Entries taken from a collection:

□ □ □ □ □

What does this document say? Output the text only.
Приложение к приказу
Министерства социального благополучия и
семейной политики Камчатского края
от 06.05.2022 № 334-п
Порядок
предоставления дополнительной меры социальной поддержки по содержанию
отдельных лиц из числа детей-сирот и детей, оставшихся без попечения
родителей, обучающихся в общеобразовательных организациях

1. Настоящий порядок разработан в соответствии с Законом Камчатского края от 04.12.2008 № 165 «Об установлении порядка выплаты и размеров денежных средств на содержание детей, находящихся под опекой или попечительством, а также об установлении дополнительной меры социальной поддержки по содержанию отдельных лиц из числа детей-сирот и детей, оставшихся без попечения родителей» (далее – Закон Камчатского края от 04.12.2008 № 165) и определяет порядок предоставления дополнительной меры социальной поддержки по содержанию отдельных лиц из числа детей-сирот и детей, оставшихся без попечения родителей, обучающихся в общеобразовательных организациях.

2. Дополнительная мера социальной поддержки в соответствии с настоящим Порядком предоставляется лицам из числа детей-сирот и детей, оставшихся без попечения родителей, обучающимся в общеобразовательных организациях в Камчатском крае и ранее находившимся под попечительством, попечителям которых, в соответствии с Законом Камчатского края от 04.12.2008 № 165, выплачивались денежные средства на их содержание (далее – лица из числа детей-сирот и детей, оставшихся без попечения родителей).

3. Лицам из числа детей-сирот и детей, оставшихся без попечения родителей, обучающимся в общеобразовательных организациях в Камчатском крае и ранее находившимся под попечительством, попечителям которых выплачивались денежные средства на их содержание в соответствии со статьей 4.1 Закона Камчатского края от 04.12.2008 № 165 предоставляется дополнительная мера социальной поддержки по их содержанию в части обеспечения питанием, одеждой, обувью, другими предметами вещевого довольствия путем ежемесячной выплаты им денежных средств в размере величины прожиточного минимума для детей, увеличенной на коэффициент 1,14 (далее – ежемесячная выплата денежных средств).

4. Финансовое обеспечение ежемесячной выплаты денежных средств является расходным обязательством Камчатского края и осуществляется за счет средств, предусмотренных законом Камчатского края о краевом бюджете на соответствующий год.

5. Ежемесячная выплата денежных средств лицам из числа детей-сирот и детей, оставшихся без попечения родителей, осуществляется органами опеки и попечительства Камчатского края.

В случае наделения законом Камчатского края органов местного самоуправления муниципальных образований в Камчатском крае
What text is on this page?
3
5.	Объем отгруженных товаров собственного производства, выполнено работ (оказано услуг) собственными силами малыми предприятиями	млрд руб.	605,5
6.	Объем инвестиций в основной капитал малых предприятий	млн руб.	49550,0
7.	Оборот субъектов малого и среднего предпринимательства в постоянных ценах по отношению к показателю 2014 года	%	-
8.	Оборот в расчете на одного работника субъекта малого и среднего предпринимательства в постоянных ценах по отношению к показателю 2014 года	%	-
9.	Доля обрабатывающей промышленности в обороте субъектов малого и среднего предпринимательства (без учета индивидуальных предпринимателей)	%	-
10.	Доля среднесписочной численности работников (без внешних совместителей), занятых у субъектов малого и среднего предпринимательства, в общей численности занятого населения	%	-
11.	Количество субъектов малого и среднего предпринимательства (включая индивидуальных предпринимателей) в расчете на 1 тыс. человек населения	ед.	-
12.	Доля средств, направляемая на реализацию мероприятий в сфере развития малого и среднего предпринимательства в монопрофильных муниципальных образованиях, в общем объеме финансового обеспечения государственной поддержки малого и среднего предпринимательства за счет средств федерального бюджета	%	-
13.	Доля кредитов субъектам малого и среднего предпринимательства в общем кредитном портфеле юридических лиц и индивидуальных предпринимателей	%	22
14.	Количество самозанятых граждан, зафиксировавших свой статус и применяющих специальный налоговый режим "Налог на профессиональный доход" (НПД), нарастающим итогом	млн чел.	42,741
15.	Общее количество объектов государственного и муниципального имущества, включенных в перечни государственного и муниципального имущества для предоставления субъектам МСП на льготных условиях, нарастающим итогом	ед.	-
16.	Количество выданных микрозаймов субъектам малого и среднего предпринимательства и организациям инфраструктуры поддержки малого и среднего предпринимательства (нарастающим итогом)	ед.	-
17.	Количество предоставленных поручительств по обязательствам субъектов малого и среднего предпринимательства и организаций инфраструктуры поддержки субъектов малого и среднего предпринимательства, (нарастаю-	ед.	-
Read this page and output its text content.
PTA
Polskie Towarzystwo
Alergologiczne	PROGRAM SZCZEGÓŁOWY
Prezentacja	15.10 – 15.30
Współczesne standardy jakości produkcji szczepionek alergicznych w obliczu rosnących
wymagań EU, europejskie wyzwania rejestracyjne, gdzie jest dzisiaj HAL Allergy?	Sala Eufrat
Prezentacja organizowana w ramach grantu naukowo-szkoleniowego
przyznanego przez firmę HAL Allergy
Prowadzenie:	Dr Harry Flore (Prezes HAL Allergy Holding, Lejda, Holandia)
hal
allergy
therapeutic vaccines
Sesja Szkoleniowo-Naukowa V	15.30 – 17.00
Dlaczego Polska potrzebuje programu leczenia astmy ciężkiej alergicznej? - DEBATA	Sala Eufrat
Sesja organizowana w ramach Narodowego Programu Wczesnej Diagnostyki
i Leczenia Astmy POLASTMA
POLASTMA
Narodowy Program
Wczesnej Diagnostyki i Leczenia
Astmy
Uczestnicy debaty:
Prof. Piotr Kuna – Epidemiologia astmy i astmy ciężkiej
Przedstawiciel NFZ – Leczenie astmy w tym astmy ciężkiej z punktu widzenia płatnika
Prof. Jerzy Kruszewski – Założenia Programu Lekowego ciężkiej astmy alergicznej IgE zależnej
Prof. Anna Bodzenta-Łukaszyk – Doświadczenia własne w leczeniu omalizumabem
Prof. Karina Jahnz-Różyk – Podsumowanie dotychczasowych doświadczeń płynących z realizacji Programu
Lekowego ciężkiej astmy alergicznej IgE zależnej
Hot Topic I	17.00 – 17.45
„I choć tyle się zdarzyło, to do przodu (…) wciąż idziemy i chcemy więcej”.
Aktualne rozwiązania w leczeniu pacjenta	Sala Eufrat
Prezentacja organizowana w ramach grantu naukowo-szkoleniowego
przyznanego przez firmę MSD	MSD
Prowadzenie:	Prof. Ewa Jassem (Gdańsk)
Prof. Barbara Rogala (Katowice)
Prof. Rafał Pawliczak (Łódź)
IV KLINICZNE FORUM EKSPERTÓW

□ □ □ □ □

**Exercise prompt:**
Retype the records above exactly.

**Expected answer:**
What does this document say? Output the text only.
Приложение к приказу
Министерства социального благополучия и
семейной политики Камчатского края
от 06.05.2022 № 334-п
Порядок
предоставления дополнительной меры социальной поддержки по содержанию
отдельных лиц из числа детей-сирот и детей, оставшихся без попечения
родителей, обучающихся в общеобразовательных организациях

1. Настоящий порядок разработан в соответствии с Законом Камчатского края от 04.12.2008 № 165 «Об установлении порядка выплаты и размеров денежных средств на содержание детей, находящихся под опекой или попечительством, а также об установлении дополнительной меры социальной поддержки по содержанию отдельных лиц из числа детей-сирот и детей, оставшихся без попечения родителей» (далее – Закон Камчатского края от 04.12.2008 № 165) и определяет порядок предоставления дополнительной меры социальной поддержки по содержанию отдельных лиц из числа детей-сирот и детей, оставшихся без попечения родителей, обучающихся в общеобразовательных организациях.

2. Дополнительная мера социальной поддержки в соответствии с настоящим Порядком предоставляется лицам из числа детей-сирот и детей, оставшихся без попечения родителей, обучающимся в общеобразовательных организациях в Камчатском крае и ранее находившимся под попечительством, попечителям которых, в соответствии с Законом Камчатского края от 04.12.2008 № 165, выплачивались денежные средства на их содержание (далее – лица из числа детей-сирот и детей, оставшихся без попечения родителей).

3. Лицам из числа детей-сирот и детей, оставшихся без попечения родителей, обучающимся в общеобразовательных организациях в Камчатском крае и ранее находившимся под попечительством, попечителям которых выплачивались денежные средства на их содержание в соответствии со статьей 4.1 Закона Камчатского края от 04.12.2008 № 165 предоставляется дополнительная мера социальной поддержки по их содержанию в части обеспечения питанием, одеждой, обувью, другими предметами вещевого довольствия путем ежемесячной выплаты им денежных средств в размере величины прожиточного минимума для детей, увеличенной на коэффициент 1,14 (далее – ежемесячная выплата денежных средств).

4. Финансовое обеспечение ежемесячной выплаты денежных средств является расходным обязательством Камчатского края и осуществляется за счет средств, предусмотренных законом Камчатского края о краевом бюджете на соответствующий год.

5. Ежемесячная выплата денежных средств лицам из числа детей-сирот и детей, оставшихся без попечения родителей, осуществляется органами опеки и попечительства Камчатского края.

В случае наделения законом Камчатского края органов местного самоуправления муниципальных образований в Камчатском крае
What text is on this page?
3
5.	Объем отгруженных товаров собственного производства, выполнено работ (оказано услуг) собственными силами малыми предприятиями	млрд руб.	605,5
6.	Объем инвестиций в основной капитал малых предприятий	млн руб.	49550,0
7.	Оборот субъектов малого и среднего предпринимательства в постоянных ценах по отношению к показателю 2014 года	%	-
8.	Оборот в расчете на одного работника субъекта малого и среднего предпринимательства в постоянных ценах по отношению к показателю 2014 года	%	-
9.	Доля обрабатывающей промышленности в обороте субъектов малого и среднего предпринимательства (без учета индивидуальных предпринимателей)	%	-
10.	Доля среднесписочной численности работников (без внешних совместителей), занятых у субъектов малого и среднего предпринимательства, в общей численности занятого населения	%	-
11.	Количество субъектов малого и среднего предпринимательства (включая индивидуальных предпринимателей) в расчете на 1 тыс. человек населения	ед.	-
12.	Доля средств, направляемая на реализацию мероприятий в сфере развития малого и среднего предпринимательства в монопрофильных муниципальных образованиях, в общем объеме финансового обеспечения государственной поддержки малого и среднего предпринимательства за счет средств федерального бюджета	%	-
13.	Доля кредитов субъектам малого и среднего предпринимательства в общем кредитном портфеле юридических лиц и индивидуальных предпринимателей	%	22
14.	Количество самозанятых граждан, зафиксировавших свой статус и применяющих специальный налоговый режим "Налог на профессиональный доход" (НПД), нарастающим итогом	млн чел.	42,741
15.	Общее количество объектов государственного и муниципального имущества, включенных в перечни государственного и муниципального имущества для предоставления субъектам МСП на льготных условиях, нарастающим итогом	ед.	-
16.	Количество выданных микрозаймов субъектам малого и среднего предпринимательства и организациям инфраструктуры поддержки малого и среднего предпринимательства (нарастающим итогом)	ед.	-
17.	Количество предоставленных поручительств по обязательствам субъектов малого и среднего предпринимательства и организаций инфраструктуры поддержки субъектов малого и среднего предпринимательства, (нарастаю-	ед.	-
Read this page and output its text content.
PTA
Polskie Towarzystwo
Alergologiczne	PROGRAM SZCZEGÓŁOWY
Prezentacja	15.10 – 15.30
Współczesne standardy jakości produkcji szczepionek alergicznych w obliczu rosnących
wymagań EU, europejskie wyzwania rejestracyjne, gdzie jest dzisiaj HAL Allergy?	Sala Eufrat
Prezentacja organizowana w ramach grantu naukowo-szkoleniowego
przyznanego przez firmę HAL Allergy
Prowadzenie:	Dr Harry Flore (Prezes HAL Allergy Holding, Lejda, Holandia)
hal
allergy
therapeutic vaccines
Sesja Szkoleniowo-Naukowa V	15.30 – 17.00
Dlaczego Polska potrzebuje programu leczenia astmy ciężkiej alergicznej? - DEBATA	Sala Eufrat
Sesja organizowana w ramach Narodowego Programu Wczesnej Diagnostyki
i Leczenia Astmy POLASTMA
POLASTMA
Narodowy Program
Wczesnej Diagnostyki i Leczenia
Astmy
Uczestnicy debaty:
Prof. Piotr Kuna – Epidemiologia astmy i astmy ciężkiej
Przedstawiciel NFZ – Leczenie astmy w tym astmy ciężkiej z punktu widzenia płatnika
Prof. Jerzy Kruszewski – Założenia Programu Lekowego ciężkiej astmy alergicznej IgE zależnej
Prof. Anna Bodzenta-Łukaszyk – Doświadczenia własne w leczeniu omalizumabem
Prof. Karina Jahnz-Różyk – Podsumowanie dotychczasowych doświadczeń płynących z realizacji Programu
Lekowego ciężkiej astmy alergicznej IgE zależnej
Hot Topic I	17.00 – 17.45
„I choć tyle się zdarzyło, to do przodu (…) wciąż idziemy i chcemy więcej”.
Aktualne rozwiązania w leczeniu pacjenta	Sala Eufrat
Prezentacja organizowana w ramach grantu naukowo-szkoleniowego
przyznanego przez firmę MSD	MSD
Prowadzenie:	Prof. Ewa Jassem (Gdańsk)
Prof. Barbara Rogala (Katowice)
Prof. Rafał Pawliczak (Łódź)
IV KLINICZNE FORUM EKSPERTÓW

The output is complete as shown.